Leaving out the pictures, please retype each record exactly.

=== Records for this exercise ===

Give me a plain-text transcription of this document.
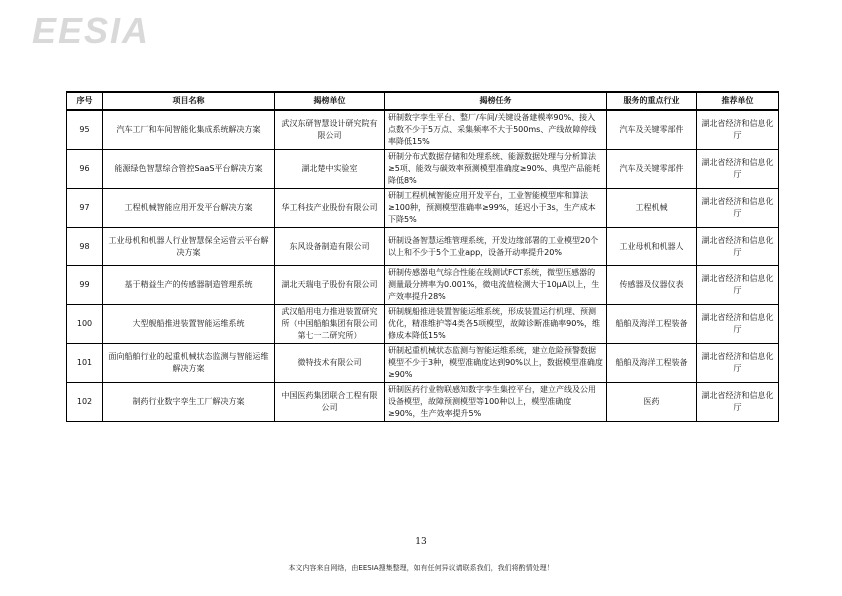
EESIA
序号	项目名称	揭榜单位	揭榜任务	服务的重点行业	推荐单位
95	汽车工厂和车间智能化集成系统解决方案	武汉东研智慧设计研究院有限公司	研制数字孪生平台、整厂/车间/关键设备建模率90%、接入点数不少于5万点、采集频率不大于500ms、产线故障停线率降低15%	汽车及关键零部件	湖北省经济和信息化厅
96	能源绿色智慧综合管控SaaS平台解决方案	湖北楚中实验室	研制分布式数据存储和处理系统、能源数据处理与分析算法≥5项、能效与碳效率预测模型准确度≥90%、典型产品能耗降低8%	汽车及关键零部件	湖北省经济和信息化厅
97	工程机械智能应用开发平台解决方案	华工科技产业股份有限公司	研制工程机械智能应用开发平台，工业智能模型库和算法≥100种，预测模型准确率≥99%，延迟小于3s，生产成本下降5%	工程机械	湖北省经济和信息化厅
98	工业母机和机器人行业智慧保全运营云平台解决方案	东风设备制造有限公司	研制设备智慧运维管理系统，开发边缘部署的工业模型20个以上和不少于5个工业app，设备开动率提升20%	工业母机和机器人	湖北省经济和信息化厅
99	基于精益生产的传感器制造管理系统	湖北天瑞电子股份有限公司	研制传感器电气综合性能在线测试FCT系统，微型压感器的测量最分辨率为0.001%，微电流值检测大于10μA以上，生产效率提升28%	传感器及仪器仪表	湖北省经济和信息化厅
100	大型舰船推进装置智能运维系统	武汉船用电力推进装置研究所（中国船舶集团有限公司第七一二研究所）	研制舰船推进装置智能运维系统，形成装置运行机理、预测优化，精准维护等4类各5项模型，故障诊断准确率90%，维修成本降低15%	船舶及海洋工程装备	湖北省经济和信息化厅
101	面向船舶行业的起重机械状态监测与智能运维解决方案	微特技术有限公司	研制起重机械状态监测与智能运维系统，建立危险预警数据模型不少于3种，模型准确度达到90%以上，数据模型准确度≥90%	船舶及海洋工程装备	湖北省经济和信息化厅
102	制药行业数字孪生工厂解决方案	中国医药集团联合工程有限公司	研制医药行业物联感知数字孪生集控平台，建立产线及公用设备模型，故障预测模型等100种以上，模型准确度≥90%，生产效率提升5%	医药	湖北省经济和信息化厅
13
本文内容来自网络，由EESIA搜集整理，如有任何异议请联系我们，我们将酌情处理！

===

● Problem solution:
Give me a plain-text transcription of this document.
EESIA
序号	项目名称	揭榜单位	揭榜任务	服务的重点行业	推荐单位
95	汽车工厂和车间智能化集成系统解决方案	武汉东研智慧设计研究院有限公司	研制数字孪生平台、整厂/车间/关键设备建模率90%、接入点数不少于5万点、采集频率不大于500ms、产线故障停线率降低15%	汽车及关键零部件	湖北省经济和信息化厅
96	能源绿色智慧综合管控SaaS平台解决方案	湖北楚中实验室	研制分布式数据存储和处理系统、能源数据处理与分析算法≥5项、能效与碳效率预测模型准确度≥90%、典型产品能耗降低8%	汽车及关键零部件	湖北省经济和信息化厅
97	工程机械智能应用开发平台解决方案	华工科技产业股份有限公司	研制工程机械智能应用开发平台，工业智能模型库和算法≥100种，预测模型准确率≥99%，延迟小于3s，生产成本下降5%	工程机械	湖北省经济和信息化厅
98	工业母机和机器人行业智慧保全运营云平台解决方案	东风设备制造有限公司	研制设备智慧运维管理系统，开发边缘部署的工业模型20个以上和不少于5个工业app，设备开动率提升20%	工业母机和机器人	湖北省经济和信息化厅
99	基于精益生产的传感器制造管理系统	湖北天瑞电子股份有限公司	研制传感器电气综合性能在线测试FCT系统，微型压感器的测量最分辨率为0.001%，微电流值检测大于10μA以上，生产效率提升28%	传感器及仪器仪表	湖北省经济和信息化厅
100	大型舰船推进装置智能运维系统	武汉船用电力推进装置研究所（中国船舶集团有限公司第七一二研究所）	研制舰船推进装置智能运维系统，形成装置运行机理、预测优化，精准维护等4类各5项模型，故障诊断准确率90%，维修成本降低15%	船舶及海洋工程装备	湖北省经济和信息化厅
101	面向船舶行业的起重机械状态监测与智能运维解决方案	微特技术有限公司	研制起重机械状态监测与智能运维系统，建立危险预警数据模型不少于3种，模型准确度达到90%以上，数据模型准确度≥90%	船舶及海洋工程装备	湖北省经济和信息化厅
102	制药行业数字孪生工厂解决方案	中国医药集团联合工程有限公司	研制医药行业物联感知数字孪生集控平台，建立产线及公用设备模型，故障预测模型等100种以上，模型准确度≥90%，生产效率提升5%	医药	湖北省经济和信息化厅
13
本文内容来自网络，由EESIA搜集整理，如有任何异议请联系我们，我们将酌情处理！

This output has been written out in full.